= Problem statement =
Copy out each line of the data holding "quality".

Data entries:
*-*-*

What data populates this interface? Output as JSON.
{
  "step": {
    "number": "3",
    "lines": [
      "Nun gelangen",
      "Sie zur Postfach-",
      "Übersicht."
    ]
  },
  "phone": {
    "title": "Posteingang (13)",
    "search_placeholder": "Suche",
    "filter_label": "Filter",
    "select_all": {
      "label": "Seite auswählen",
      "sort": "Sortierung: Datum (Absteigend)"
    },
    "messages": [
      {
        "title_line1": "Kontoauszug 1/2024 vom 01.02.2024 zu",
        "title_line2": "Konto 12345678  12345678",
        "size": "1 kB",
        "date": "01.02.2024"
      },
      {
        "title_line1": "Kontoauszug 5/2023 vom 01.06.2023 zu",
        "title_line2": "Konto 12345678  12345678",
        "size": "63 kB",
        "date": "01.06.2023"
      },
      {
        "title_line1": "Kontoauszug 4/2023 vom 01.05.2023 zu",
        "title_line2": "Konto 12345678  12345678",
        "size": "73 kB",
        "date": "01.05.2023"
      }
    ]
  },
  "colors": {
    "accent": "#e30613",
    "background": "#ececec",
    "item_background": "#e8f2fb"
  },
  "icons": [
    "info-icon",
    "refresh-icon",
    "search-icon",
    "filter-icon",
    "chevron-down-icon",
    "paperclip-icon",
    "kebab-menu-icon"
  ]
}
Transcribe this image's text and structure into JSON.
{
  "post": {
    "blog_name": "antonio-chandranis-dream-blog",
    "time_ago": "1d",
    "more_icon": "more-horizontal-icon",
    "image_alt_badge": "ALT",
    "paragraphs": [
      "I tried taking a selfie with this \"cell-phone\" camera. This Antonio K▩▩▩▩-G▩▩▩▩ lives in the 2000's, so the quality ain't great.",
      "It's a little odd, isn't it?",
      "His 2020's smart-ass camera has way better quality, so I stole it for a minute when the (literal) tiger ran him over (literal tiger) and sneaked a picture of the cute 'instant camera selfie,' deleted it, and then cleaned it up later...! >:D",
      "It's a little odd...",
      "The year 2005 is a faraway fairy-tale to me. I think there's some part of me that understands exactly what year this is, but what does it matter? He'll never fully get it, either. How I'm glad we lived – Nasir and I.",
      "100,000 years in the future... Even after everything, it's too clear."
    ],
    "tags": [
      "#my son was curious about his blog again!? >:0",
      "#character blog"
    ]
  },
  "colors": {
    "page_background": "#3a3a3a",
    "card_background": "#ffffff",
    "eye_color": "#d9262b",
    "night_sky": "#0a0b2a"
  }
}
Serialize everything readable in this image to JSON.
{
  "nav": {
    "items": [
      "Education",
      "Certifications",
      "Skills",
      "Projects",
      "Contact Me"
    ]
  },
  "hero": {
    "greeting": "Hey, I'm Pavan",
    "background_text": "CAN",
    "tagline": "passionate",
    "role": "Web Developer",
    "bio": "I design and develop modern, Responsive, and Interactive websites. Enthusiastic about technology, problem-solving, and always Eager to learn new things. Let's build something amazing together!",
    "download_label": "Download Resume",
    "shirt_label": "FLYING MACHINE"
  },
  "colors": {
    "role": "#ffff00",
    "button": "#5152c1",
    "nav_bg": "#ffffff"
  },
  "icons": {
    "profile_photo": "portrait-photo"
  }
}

*-*-*

= Final answer =
      "I tried taking a selfie with this \"cell-phone\" camera. This Antonio K▩▩▩▩-G▩▩▩▩ lives in the 2000's, so the quality ain't great.",
      "His 2020's smart-ass camera has way better quality, so I stole it for a minute when the (literal) tiger ran him over (literal tiger) and sneaked a picture of the cute 'instant camera selfie,' deleted it, and then cleaned it up later...! >:D",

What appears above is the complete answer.